* WHAT YOU SHOULD DO *
Each line containing the word "JSON" must be collected.

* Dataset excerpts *
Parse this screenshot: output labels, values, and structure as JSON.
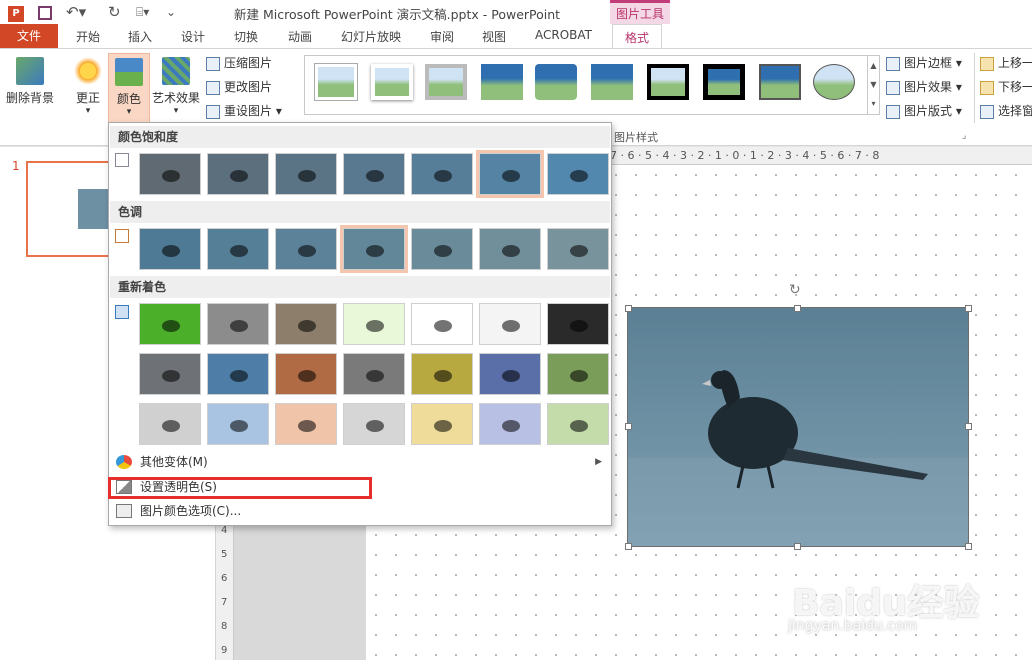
{
  "titlebar": {
    "title": "新建 Microsoft PowerPoint 演示文稿.pptx - PowerPoint",
    "context_tool": "图片工具"
  },
  "tabs": [
    "文件",
    "开始",
    "插入",
    "设计",
    "切换",
    "动画",
    "幻灯片放映",
    "审阅",
    "视图",
    "ACROBAT"
  ],
  "active_tab": "格式",
  "ribbon": {
    "remove_bg": "删除背景",
    "corrections": "更正",
    "color": "颜色",
    "artistic": "艺术效果",
    "compress": "压缩图片",
    "change": "更改图片",
    "reset": "重设图片",
    "picture_styles_group": "图片样式",
    "border": "图片边框",
    "effects": "图片效果",
    "layout": "图片版式",
    "bring_forward": "上移一",
    "send_backward": "下移一",
    "selection": "选择窗"
  },
  "slide_number": "1",
  "ruler": "7 · 6 · 5 · 4 · 3 · 2 · 1 · 0 · 1 · 2 · 3 · 4 · 5 · 6 · 7 · 8",
  "ruler_v_labels": [
    "4",
    "5",
    "6",
    "7",
    "8",
    "9"
  ],
  "dropdown": {
    "saturation": "颜色饱和度",
    "tone": "色调",
    "recolor": "重新着色",
    "more_variants": "其他变体(M)",
    "set_transparent": "设置透明色(S)",
    "color_options": "图片颜色选项(C)..."
  },
  "saturation_colors": [
    "#5f6a72",
    "#5c6f7c",
    "#5a7486",
    "#587990",
    "#567e99",
    "#5483a4",
    "#5288ae"
  ],
  "tone_colors": [
    "#4f7a96",
    "#557e97",
    "#5b8298",
    "#628799",
    "#6a8b9a",
    "#718f9b",
    "#78939c"
  ],
  "recolor_rows": [
    [
      "#4caf2a",
      "#8c8c8c",
      "#8c7e6a",
      "#eaf8da",
      "#ffffff",
      "#f4f4f4",
      "#2a2a2a"
    ],
    [
      "#6e7175",
      "#4e7ea8",
      "#b06a44",
      "#7a7a7a",
      "#b8a840",
      "#5a6ea8",
      "#7a9e5a"
    ],
    [
      "#d0d0d0",
      "#a9c4e2",
      "#f0c4a8",
      "#d6d6d6",
      "#f0dc9a",
      "#b8c0e4",
      "#c4dcaa"
    ]
  ],
  "colors": {
    "accent": "#d24726",
    "context": "#c33c7a",
    "highlight_box": "#e62e2e",
    "selected_swatch": "#f3c6ad"
  },
  "watermark": {
    "main": "Baidu经验",
    "sub": "jingyan.baidu.com"
  }
}
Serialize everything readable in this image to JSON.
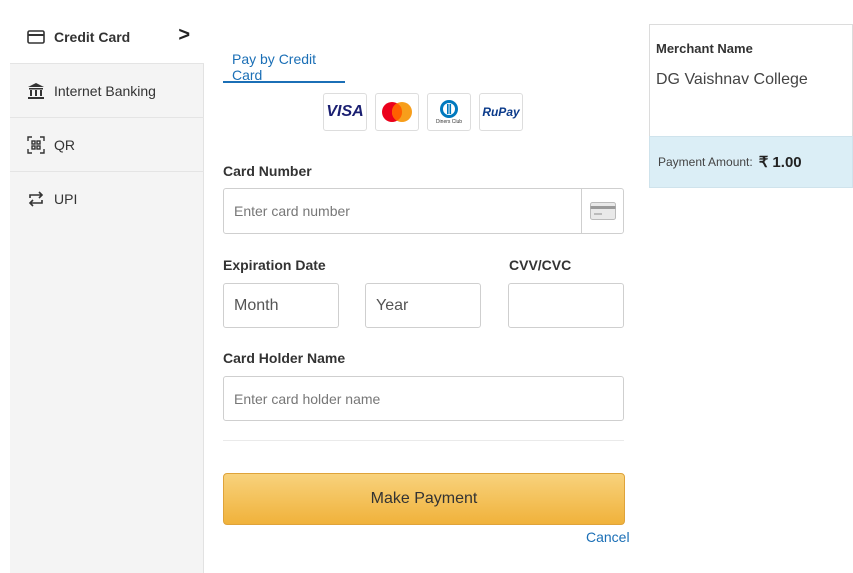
{
  "sidebar": {
    "items": [
      {
        "label": "Credit Card",
        "icon": "credit-card-icon"
      },
      {
        "label": "Internet Banking",
        "icon": "bank-icon"
      },
      {
        "label": "QR",
        "icon": "qr-icon"
      },
      {
        "label": "UPI",
        "icon": "upi-icon"
      }
    ],
    "active_chevron": ">"
  },
  "main": {
    "tab_label": "Pay by Credit Card",
    "card_logos": [
      "VISA",
      "Mastercard",
      "Diners Club",
      "RuPay"
    ],
    "visa_text": "VISA",
    "rupay_text": "RuPay",
    "diners_text": "Diners Club",
    "card_number_label": "Card Number",
    "card_number_placeholder": "Enter card number",
    "expiration_label": "Expiration Date",
    "month_placeholder": "Month",
    "year_placeholder": "Year",
    "cvv_label": "CVV/CVC",
    "holder_label": "Card Holder Name",
    "holder_placeholder": "Enter card holder name",
    "pay_button": "Make Payment",
    "cancel": "Cancel"
  },
  "merchant": {
    "label": "Merchant Name",
    "name": "DG Vaishnav College",
    "amount_label": "Payment Amount:",
    "amount_value": "₹ 1.00"
  },
  "colors": {
    "accent": "#1b6fb6",
    "button": "#f0b23b",
    "amount_bg": "#dbeef6"
  }
}
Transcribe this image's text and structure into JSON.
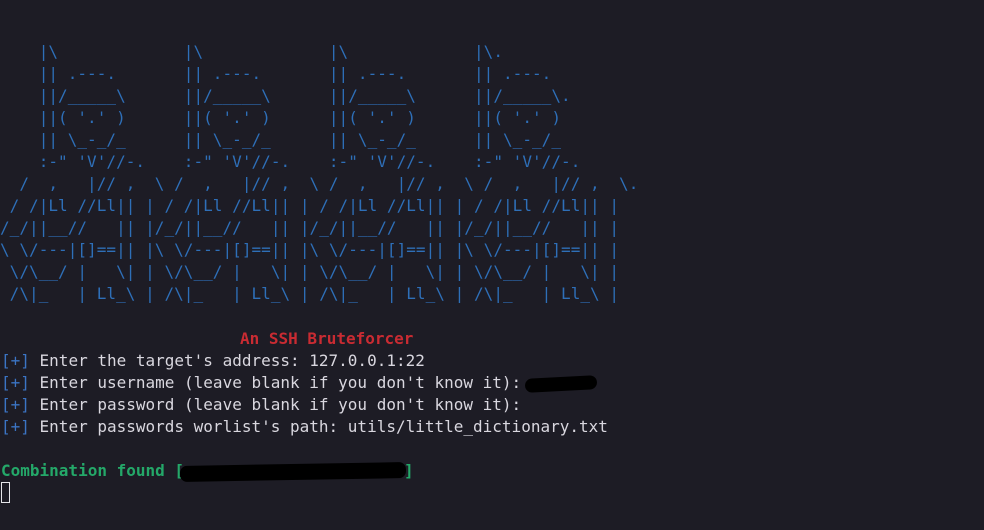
{
  "banner": {
    "ascii_art": "    |\\             |\\             |\\             |\\.\n    || .---.       || .---.       || .---.       || .---.\n    ||/_____\\      ||/_____\\      ||/_____\\      ||/_____\\.\n    ||( '.' )      ||( '.' )      ||( '.' )      ||( '.' )\n    || \\_-_/_      || \\_-_/_      || \\_-_/_      || \\_-_/_\n    :-\" 'V'//-.    :-\" 'V'//-.    :-\" 'V'//-.    :-\" 'V'//-.\n  /  ,   |// ,  \\ /  ,   |// ,  \\ /  ,   |// ,  \\ /  ,   |// ,  \\.\n / /|Ll //Ll|| | / /|Ll //Ll|| | / /|Ll //Ll|| | / /|Ll //Ll|| |\n/_/||__//   || |/_/||__//   || |/_/||__//   || |/_/||__//   || |\n\\ \\/---|[]==|| |\\ \\/---|[]==|| |\\ \\/---|[]==|| |\\ \\/---|[]==|| |\n \\/\\__/ |   \\| | \\/\\__/ |   \\| | \\/\\__/ |   \\| | \\/\\__/ |   \\| |\n /\\|_   | Ll_\\ | /\\|_   | Ll_\\ | /\\|_   | Ll_\\ | /\\|_   | Ll_\\ |",
    "title": "An SSH Bruteforcer"
  },
  "prompts": [
    {
      "prefix": "[+]",
      "text": " Enter the target's address: ",
      "value": "127.0.0.1:22"
    },
    {
      "prefix": "[+]",
      "text": " Enter username (leave blank if you don't know it): ",
      "value": ""
    },
    {
      "prefix": "[+]",
      "text": " Enter password (leave blank if you don't know it): ",
      "value": ""
    },
    {
      "prefix": "[+]",
      "text": " Enter passwords worlist's path: ",
      "value": "utils/little_dictionary.txt"
    }
  ],
  "result": {
    "label": "Combination found [",
    "close": "]"
  },
  "colors": {
    "background": "#1d1c25",
    "ascii": "#2e6fb8",
    "title": "#c92b32",
    "prefix": "#3b74c4",
    "text": "#d9d7df",
    "success": "#24a869"
  }
}
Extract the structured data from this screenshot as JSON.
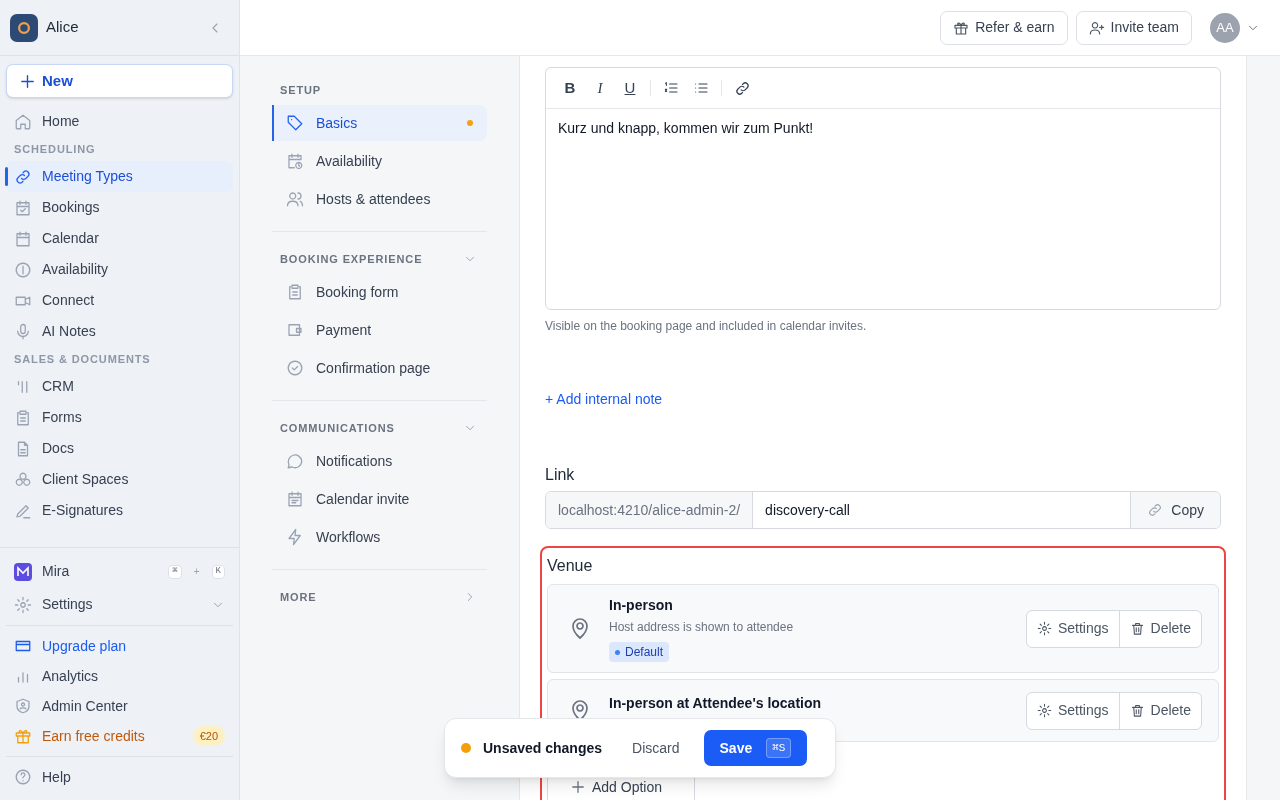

* FINAL ANSWER *
Parse this screenshot: output labels, values, and structure as JSON.
Serialize everything readable in this image to JSON.
Transcribe this image's text and structure into JSON.
Extract the structured data from this screenshot as JSON.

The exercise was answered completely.